→ Exercise requirements
Identify the lines that contain the word "data" and copy each one.

+++ Extracted information

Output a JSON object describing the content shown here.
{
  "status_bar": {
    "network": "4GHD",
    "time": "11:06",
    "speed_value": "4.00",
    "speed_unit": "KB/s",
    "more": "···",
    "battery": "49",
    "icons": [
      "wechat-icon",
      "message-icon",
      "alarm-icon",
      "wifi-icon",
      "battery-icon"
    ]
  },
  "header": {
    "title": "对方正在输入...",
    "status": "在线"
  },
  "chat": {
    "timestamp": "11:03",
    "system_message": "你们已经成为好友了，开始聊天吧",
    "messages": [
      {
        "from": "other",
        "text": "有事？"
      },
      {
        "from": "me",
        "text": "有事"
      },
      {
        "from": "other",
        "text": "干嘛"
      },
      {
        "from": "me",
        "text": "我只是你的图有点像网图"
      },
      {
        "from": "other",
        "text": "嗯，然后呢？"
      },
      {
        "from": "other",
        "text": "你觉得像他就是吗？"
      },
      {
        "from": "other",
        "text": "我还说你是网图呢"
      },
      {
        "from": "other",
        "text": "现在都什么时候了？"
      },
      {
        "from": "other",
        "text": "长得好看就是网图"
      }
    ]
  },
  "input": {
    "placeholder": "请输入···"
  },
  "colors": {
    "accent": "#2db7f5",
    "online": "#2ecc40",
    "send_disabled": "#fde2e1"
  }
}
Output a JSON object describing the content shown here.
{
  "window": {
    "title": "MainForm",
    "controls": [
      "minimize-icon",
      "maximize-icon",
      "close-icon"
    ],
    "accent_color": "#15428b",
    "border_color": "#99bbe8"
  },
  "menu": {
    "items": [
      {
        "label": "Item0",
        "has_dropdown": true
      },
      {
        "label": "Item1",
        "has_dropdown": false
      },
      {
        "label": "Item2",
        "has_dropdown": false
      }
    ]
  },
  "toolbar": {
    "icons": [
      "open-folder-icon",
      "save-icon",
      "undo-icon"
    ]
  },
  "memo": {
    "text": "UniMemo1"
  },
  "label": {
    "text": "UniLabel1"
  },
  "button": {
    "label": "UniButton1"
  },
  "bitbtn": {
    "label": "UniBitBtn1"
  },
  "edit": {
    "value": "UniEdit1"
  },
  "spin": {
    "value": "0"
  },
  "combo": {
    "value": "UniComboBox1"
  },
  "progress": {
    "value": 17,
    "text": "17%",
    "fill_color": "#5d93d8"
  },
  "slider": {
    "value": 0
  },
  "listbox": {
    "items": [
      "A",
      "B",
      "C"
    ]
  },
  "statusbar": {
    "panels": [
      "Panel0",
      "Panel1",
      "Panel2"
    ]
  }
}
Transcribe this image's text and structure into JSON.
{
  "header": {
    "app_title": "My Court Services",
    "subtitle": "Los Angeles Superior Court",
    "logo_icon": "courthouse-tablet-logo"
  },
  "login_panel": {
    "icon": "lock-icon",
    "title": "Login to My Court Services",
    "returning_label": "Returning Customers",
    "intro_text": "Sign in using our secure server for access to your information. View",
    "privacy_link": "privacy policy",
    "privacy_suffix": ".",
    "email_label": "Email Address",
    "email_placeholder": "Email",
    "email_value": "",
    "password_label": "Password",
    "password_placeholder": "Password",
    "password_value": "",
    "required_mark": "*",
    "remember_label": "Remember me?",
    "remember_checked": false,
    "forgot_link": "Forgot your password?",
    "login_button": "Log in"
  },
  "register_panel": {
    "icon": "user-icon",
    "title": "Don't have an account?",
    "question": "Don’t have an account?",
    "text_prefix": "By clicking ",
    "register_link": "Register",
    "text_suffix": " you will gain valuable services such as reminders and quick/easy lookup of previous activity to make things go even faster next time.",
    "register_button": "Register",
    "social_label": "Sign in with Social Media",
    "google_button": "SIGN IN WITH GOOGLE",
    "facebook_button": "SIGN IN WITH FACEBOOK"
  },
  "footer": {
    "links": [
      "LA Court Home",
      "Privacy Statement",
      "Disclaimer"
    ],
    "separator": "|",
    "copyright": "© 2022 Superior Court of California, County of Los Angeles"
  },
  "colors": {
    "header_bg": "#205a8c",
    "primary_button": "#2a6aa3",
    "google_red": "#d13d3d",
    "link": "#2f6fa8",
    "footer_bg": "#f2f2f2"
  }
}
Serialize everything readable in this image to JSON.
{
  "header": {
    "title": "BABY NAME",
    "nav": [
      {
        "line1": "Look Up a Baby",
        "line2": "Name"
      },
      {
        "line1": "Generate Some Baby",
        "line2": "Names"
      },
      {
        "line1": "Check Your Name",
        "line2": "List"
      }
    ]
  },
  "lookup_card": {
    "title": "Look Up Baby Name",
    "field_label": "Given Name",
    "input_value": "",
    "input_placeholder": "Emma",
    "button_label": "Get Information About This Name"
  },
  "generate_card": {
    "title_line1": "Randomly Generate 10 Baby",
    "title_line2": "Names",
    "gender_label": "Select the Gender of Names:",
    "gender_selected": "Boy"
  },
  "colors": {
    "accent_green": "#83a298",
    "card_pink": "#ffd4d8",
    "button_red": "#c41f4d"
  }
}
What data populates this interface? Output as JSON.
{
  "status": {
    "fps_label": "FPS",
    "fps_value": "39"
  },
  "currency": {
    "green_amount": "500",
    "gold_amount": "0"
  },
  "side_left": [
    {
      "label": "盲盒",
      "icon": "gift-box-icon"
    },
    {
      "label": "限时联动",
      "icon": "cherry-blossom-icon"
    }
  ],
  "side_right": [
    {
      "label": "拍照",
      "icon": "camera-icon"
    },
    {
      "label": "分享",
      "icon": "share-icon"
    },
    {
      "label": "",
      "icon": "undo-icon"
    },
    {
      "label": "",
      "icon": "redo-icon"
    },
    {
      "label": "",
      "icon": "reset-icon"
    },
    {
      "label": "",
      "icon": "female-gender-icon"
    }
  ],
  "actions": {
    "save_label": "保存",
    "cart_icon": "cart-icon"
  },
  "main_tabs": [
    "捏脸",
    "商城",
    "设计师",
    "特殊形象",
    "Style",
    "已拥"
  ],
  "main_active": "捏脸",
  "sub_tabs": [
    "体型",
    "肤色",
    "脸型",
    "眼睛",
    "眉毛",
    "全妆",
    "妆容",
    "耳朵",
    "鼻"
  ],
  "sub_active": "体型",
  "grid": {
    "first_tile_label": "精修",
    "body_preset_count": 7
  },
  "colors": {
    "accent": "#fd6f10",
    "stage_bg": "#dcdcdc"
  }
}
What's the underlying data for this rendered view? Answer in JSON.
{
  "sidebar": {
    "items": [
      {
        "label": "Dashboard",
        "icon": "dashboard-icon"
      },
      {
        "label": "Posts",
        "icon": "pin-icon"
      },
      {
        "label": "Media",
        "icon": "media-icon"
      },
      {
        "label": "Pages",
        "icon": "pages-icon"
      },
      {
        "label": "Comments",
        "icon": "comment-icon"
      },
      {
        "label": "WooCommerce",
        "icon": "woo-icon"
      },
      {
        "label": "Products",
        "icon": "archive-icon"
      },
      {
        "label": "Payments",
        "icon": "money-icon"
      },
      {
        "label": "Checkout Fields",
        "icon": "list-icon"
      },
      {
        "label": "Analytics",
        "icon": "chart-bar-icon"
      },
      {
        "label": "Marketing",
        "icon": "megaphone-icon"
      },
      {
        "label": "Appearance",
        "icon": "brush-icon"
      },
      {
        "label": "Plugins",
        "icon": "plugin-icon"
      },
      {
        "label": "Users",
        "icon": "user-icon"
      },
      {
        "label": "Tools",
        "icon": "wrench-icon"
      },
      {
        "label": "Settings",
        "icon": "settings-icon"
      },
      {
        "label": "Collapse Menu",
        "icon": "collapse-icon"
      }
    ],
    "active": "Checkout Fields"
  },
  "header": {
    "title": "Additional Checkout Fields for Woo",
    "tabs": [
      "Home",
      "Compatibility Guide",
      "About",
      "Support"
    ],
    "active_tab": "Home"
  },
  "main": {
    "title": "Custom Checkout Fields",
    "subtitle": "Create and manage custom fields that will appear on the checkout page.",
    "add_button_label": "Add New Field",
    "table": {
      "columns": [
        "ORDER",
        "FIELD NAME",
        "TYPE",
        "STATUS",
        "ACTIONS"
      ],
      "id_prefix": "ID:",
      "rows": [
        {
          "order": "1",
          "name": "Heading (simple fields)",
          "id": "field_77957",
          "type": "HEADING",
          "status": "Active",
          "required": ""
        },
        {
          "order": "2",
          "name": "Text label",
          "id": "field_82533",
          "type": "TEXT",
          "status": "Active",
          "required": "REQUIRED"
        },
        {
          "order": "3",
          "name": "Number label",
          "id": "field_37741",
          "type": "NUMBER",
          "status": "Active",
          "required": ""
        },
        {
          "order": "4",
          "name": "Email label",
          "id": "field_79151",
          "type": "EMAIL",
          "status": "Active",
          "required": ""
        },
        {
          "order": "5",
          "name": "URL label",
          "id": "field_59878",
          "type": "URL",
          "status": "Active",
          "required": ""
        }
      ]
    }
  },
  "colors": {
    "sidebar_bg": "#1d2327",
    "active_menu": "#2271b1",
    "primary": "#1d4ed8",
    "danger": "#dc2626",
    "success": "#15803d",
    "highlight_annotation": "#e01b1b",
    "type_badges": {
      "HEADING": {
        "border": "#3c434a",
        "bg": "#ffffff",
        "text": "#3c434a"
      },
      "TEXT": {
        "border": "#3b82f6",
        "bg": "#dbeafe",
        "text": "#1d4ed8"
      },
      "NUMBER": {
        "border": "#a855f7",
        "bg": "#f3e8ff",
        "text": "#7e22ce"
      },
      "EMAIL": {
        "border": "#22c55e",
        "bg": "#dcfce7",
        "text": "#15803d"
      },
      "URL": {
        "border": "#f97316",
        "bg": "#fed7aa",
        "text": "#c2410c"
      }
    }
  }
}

++++++

→ Task response
What data populates this interface? Output as JSON.
What's the underlying data for this rendered view? Answer in JSON.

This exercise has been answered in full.